Search the data for the word "name" and copy every line where it occurs.

Entries with figure data:
--- start ---

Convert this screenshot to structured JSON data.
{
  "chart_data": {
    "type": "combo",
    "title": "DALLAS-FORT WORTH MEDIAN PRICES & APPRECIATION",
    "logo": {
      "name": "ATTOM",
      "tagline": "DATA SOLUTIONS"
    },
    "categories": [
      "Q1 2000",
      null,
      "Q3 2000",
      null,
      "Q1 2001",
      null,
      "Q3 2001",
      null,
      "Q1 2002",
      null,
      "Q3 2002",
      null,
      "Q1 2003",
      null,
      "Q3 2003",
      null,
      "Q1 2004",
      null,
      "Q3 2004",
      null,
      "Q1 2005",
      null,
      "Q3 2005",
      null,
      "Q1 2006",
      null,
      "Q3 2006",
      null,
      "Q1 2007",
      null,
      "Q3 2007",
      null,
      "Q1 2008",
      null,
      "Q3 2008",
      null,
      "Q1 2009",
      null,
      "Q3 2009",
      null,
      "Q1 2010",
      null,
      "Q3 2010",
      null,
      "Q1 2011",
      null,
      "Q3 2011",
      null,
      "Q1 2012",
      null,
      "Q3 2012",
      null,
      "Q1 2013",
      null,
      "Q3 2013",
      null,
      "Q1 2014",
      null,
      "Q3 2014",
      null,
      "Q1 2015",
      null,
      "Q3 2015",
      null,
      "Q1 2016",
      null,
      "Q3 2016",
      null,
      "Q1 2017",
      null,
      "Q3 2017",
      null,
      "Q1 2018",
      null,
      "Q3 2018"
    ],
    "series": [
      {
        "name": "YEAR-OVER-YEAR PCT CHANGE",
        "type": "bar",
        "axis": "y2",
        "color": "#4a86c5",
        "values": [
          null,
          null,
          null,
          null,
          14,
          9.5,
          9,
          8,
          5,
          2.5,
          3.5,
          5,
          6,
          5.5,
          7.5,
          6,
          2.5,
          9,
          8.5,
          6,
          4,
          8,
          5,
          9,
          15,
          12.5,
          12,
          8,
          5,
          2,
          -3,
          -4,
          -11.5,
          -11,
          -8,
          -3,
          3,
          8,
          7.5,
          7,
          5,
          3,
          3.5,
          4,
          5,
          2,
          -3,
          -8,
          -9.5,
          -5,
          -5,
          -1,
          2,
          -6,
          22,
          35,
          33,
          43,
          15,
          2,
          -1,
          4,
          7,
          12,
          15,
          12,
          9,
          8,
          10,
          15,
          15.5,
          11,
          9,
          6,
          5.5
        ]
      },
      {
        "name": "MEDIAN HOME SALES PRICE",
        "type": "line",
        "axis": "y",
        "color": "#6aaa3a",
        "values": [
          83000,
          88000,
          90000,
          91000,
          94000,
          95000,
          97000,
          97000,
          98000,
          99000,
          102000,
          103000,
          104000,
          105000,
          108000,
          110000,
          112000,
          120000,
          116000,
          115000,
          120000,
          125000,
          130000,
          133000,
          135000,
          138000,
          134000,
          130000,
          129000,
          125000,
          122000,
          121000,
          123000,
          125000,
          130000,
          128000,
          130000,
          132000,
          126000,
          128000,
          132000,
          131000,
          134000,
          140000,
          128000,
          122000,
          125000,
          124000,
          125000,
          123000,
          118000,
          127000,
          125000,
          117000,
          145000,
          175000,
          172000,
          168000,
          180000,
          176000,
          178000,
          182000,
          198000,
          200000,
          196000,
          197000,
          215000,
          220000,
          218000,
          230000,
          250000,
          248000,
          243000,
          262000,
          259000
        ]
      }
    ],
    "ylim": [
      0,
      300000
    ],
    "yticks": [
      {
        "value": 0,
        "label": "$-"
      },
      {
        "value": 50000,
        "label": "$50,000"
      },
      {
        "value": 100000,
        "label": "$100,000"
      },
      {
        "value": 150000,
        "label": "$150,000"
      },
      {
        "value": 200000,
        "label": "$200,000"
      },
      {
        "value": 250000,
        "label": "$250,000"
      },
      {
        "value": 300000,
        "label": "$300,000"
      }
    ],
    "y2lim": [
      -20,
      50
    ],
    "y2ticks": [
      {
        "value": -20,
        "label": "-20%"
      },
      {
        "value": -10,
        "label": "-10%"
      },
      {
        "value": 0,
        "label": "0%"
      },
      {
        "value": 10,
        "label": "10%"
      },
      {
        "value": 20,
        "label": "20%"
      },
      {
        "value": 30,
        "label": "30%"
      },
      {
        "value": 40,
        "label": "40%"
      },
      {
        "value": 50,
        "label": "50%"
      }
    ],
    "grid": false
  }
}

--- end ---

_Output of the exercise:_
      "name": "ATTOM",
        "name": "YEAR-OVER-YEAR PCT CHANGE",
        "name": "MEDIAN HOME SALES PRICE",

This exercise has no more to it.